▶ ESERCIZI DA SVOLGERE:
1. Rispondi alle seguenti domande sul brano relativo a "La Bocca del Lupo":
(a) Con chi è stata scritta a quattro mani la colonna sonora?
(b) Quale casa ha prodotto il documentario?
(c) Come si chiamano i due personaggi del documentario?
2. Ricopia senza alcuna modifica la parte del brano che si apre con le parole "La bravura di" e si chiude con "ha piacevolmente sconvolto.".

▶ BRANO FORNITO:
Nel 2009, a quattro mani con Massimiliano Sacchi, hai scritto la colonna sonora de “La Bocca del Lupo”, un documentario di Pietro Marcello prodotto dalla “Indigo Film” e vincitore di svariati premi, tra cui il “David di Donatello” come miglior documentario  ed il “Torino Film Festival” come migliore film. Qual è stata la maggiore fonte d’ispirazione che ti ha illuminato per questa composizione?

La bravura di Pietro e l’umanità dei due personaggi del documentario: Enzo e Mary. Loro erano delle splendide persone, purtroppo scomparse, con una meravigliosa storia umana e d’amore da raccontare. Questa è una delle esperienze più belle che abbia mai vissuto. Sono molto contento, perché faccio un lavoro che mi permette di scegliere, in quanto se qualcosa non mi convince posso rifiutare. Ritornando all’opera di Pietro Marcello, posso dire che è stata una folgorazione, perché lui riesce a descrivere in modo poetico e magico le esperienze di vita. Inoltre, ha una maniera di trattare temi politici alla quale io non ero abituato. Tutto ciò mi ha piacevolmente sconvolto.

▶ DATI REGISTRATI:

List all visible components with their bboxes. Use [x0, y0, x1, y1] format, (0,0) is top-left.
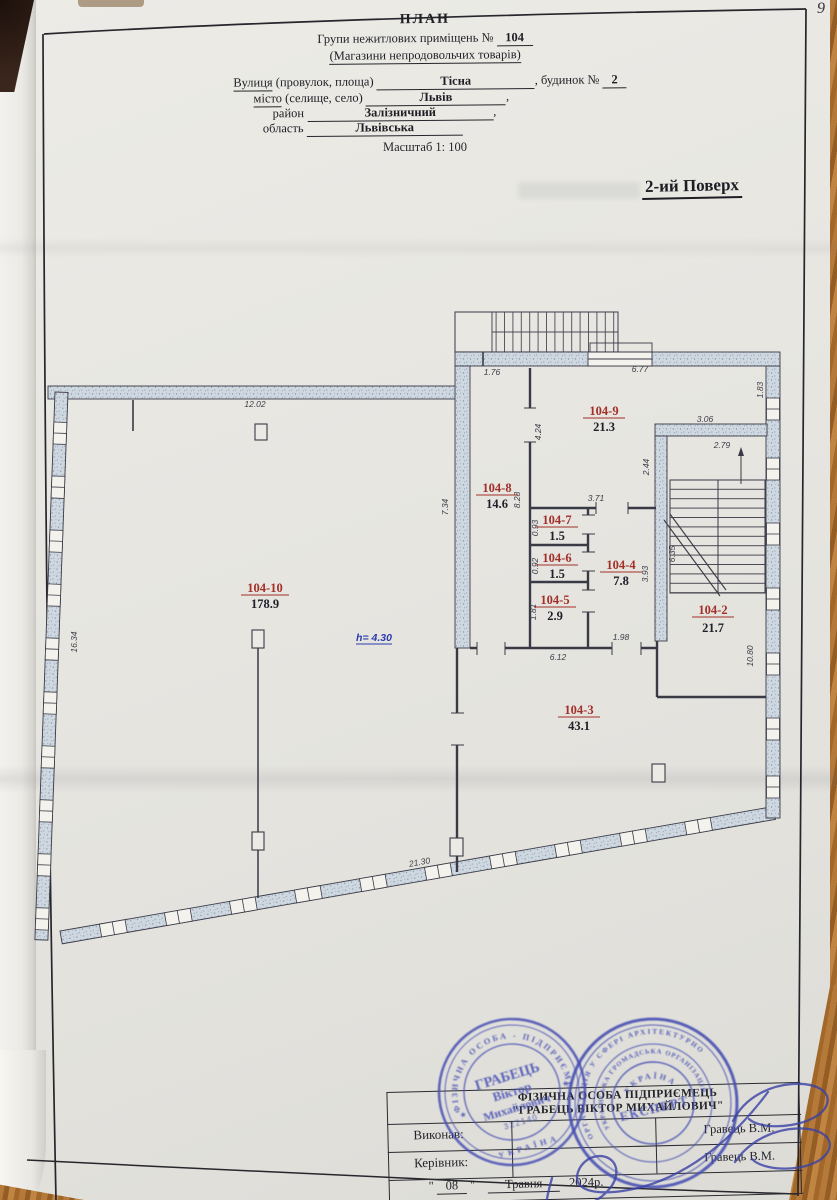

▶ RISPOSTE FORNITE:
1.
(a) Con Massimiliano Sacchi.
(b) La "Indigo Film".
(c) Enzo e Mary.

2.
La bravura di Pietro e l’umanità dei due personaggi del documentario: Enzo e Mary. Loro erano delle splendide persone, purtroppo scomparse, con una meravigliosa storia umana e d’amore da raccontare. Questa è una delle esperienze più belle che abbia mai vissuto. Sono molto contento, perché faccio un lavoro che mi permette di scegliere, in quanto se qualcosa non mi convince posso rifiutare. Ritornando all’opera di Pietro Marcello, posso dire che è stata una folgorazione, perché lui riesce a descrivere in modo poetico e magico le esperienze di vita. Inoltre, ha una maniera di trattare temi politici alla quale io non ero abituato. Tutto ciò mi ha piacevolmente sconvolto.